- **ZBIÓR DANYCH**
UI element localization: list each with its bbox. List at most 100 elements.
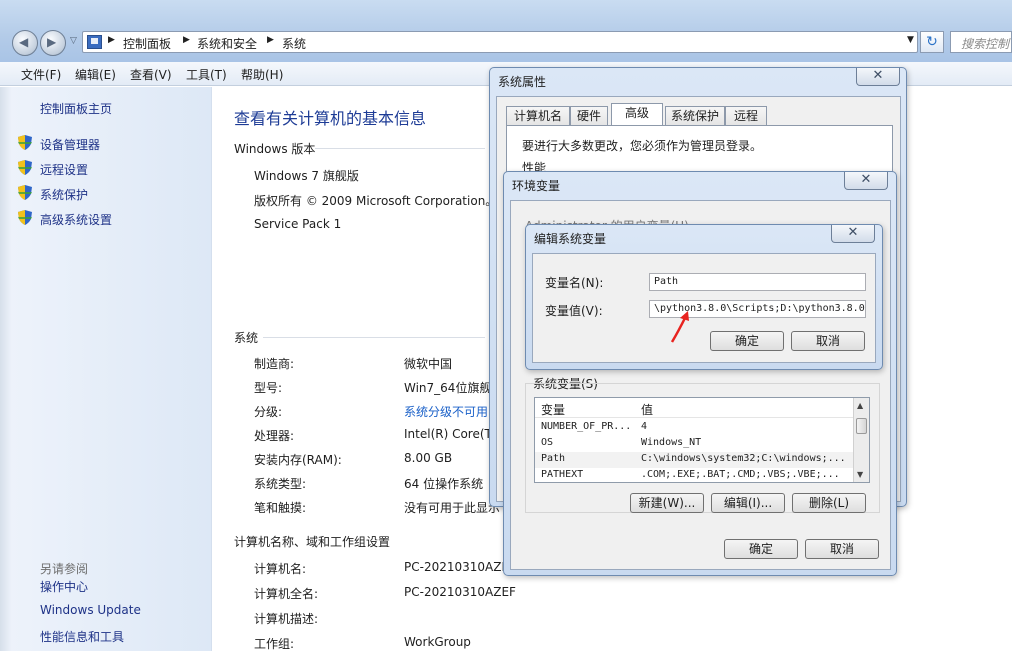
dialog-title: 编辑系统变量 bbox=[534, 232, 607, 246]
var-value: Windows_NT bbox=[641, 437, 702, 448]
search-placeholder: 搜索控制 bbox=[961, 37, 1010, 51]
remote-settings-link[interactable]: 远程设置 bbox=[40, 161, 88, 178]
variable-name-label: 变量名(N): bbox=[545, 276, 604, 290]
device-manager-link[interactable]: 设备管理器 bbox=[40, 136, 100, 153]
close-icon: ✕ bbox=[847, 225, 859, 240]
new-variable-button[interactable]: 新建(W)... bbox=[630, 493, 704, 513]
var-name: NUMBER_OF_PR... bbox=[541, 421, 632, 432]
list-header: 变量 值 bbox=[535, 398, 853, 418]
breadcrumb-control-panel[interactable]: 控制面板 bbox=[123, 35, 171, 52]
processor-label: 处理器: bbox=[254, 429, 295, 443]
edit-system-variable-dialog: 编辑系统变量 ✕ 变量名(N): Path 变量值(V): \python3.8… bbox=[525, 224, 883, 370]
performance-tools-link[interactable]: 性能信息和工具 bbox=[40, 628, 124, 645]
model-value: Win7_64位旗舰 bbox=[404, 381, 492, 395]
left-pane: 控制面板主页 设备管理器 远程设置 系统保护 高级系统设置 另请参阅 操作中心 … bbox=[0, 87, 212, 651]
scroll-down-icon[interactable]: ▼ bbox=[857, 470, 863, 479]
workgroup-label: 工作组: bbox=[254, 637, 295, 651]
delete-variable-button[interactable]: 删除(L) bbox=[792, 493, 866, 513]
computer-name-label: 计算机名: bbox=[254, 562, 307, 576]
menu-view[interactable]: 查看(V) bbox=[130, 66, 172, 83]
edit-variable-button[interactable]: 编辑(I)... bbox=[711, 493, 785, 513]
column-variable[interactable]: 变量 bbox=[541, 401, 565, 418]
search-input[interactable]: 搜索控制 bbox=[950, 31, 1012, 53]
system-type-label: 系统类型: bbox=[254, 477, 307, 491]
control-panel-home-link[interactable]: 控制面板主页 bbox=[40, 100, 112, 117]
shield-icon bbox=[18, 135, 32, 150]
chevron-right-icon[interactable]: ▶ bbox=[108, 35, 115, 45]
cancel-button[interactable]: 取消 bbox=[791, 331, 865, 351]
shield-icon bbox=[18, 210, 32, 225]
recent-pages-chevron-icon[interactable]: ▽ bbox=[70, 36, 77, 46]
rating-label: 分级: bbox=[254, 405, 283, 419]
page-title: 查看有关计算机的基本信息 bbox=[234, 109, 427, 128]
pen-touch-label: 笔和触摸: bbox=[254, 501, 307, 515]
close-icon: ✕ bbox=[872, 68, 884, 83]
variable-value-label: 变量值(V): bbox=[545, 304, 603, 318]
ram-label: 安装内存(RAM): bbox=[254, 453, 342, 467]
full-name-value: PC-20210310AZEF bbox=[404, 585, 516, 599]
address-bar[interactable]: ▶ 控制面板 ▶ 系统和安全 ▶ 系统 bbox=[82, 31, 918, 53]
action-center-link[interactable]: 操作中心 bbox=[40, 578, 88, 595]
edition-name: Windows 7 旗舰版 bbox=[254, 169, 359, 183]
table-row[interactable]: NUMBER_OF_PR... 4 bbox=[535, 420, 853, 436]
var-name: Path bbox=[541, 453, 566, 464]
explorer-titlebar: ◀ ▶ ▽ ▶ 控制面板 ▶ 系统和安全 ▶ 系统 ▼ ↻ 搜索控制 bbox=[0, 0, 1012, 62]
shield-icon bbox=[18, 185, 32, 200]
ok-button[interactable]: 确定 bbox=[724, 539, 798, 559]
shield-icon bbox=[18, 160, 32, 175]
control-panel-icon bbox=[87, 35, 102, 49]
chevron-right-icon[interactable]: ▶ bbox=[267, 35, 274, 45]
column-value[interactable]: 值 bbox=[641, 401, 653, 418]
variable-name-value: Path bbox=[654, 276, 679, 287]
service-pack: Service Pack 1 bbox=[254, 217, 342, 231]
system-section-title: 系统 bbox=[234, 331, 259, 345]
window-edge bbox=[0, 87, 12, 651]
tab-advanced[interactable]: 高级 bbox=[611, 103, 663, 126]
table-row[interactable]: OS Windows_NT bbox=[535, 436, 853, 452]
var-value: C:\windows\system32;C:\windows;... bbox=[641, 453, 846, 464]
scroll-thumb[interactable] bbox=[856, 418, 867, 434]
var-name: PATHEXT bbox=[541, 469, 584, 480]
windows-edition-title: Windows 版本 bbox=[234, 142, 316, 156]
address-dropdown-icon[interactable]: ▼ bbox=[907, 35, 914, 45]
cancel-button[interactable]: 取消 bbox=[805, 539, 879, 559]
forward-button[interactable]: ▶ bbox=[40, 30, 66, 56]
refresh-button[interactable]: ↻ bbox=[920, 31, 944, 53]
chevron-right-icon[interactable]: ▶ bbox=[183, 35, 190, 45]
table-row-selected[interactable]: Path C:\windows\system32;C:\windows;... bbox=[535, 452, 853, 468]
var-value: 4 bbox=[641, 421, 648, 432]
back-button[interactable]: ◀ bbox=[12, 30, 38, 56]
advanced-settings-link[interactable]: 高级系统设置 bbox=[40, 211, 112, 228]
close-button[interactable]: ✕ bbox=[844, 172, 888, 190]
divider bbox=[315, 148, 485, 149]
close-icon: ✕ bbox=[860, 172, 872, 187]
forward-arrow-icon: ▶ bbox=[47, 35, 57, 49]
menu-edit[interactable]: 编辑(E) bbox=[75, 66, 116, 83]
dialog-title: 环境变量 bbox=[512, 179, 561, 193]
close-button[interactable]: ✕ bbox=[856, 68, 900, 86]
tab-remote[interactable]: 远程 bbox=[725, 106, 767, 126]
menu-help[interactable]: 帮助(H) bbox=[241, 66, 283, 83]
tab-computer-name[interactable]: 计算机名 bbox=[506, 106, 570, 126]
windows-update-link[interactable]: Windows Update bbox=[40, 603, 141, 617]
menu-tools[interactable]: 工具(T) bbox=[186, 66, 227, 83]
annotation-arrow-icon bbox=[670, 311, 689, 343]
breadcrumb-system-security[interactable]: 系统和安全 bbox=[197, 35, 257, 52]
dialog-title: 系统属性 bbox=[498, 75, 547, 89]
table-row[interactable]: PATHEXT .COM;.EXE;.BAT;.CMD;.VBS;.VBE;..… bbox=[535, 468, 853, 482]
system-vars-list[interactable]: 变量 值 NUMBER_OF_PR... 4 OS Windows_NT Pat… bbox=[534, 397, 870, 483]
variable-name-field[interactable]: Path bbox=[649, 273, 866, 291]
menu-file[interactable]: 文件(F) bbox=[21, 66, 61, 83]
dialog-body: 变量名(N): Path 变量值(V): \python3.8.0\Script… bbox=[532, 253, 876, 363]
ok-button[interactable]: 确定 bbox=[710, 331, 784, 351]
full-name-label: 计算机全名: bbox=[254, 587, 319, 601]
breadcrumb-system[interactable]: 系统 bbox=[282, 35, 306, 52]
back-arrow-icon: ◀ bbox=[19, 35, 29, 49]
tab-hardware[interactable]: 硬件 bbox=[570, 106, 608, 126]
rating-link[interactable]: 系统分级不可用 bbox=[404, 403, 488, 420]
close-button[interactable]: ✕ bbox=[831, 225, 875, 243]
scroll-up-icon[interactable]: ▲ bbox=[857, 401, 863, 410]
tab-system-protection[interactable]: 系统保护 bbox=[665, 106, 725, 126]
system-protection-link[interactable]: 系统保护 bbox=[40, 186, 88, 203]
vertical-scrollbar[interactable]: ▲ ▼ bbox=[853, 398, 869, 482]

---

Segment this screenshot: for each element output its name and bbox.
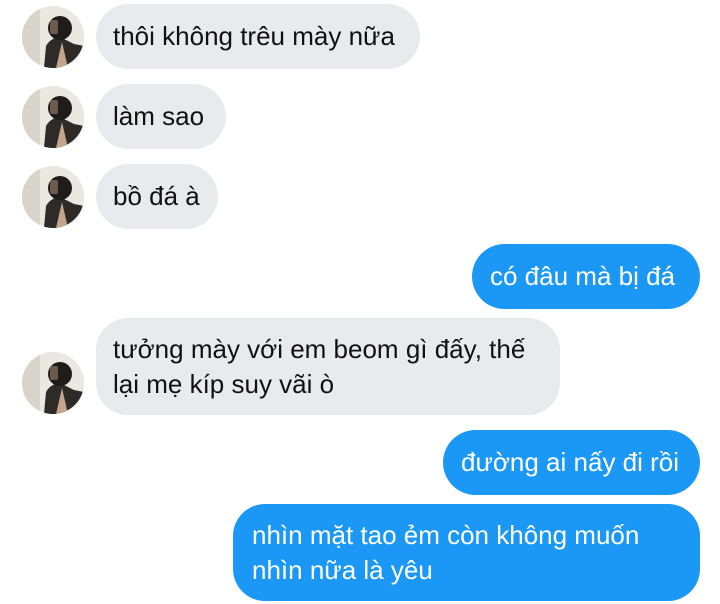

- **OPIS ZADANIA**
Zamień "search-placeholder" na "search-hint" w wierszach od tego, który zawiera "UI element localization: list", do tego, który zawiera "136, 100, 153]", włącznie, i podaj te wiersze ponownie bez innych zmian. Pomiń w odpowiedzi obrazy.

- **ODPOWIEDŹ NA ZADANIE**
UI element localization: list each with its bbox. List at most 100 elements.
dialog-title: 编辑系统变量 bbox=[534, 232, 607, 246]
var-value: Windows_NT bbox=[641, 437, 702, 448]
search-hint: 搜索控制 bbox=[961, 37, 1010, 51]
remote-settings-link[interactable]: 远程设置 bbox=[40, 161, 88, 178]
variable-name-label: 变量名(N): bbox=[545, 276, 604, 290]
device-manager-link[interactable]: 设备管理器 bbox=[40, 136, 100, 153]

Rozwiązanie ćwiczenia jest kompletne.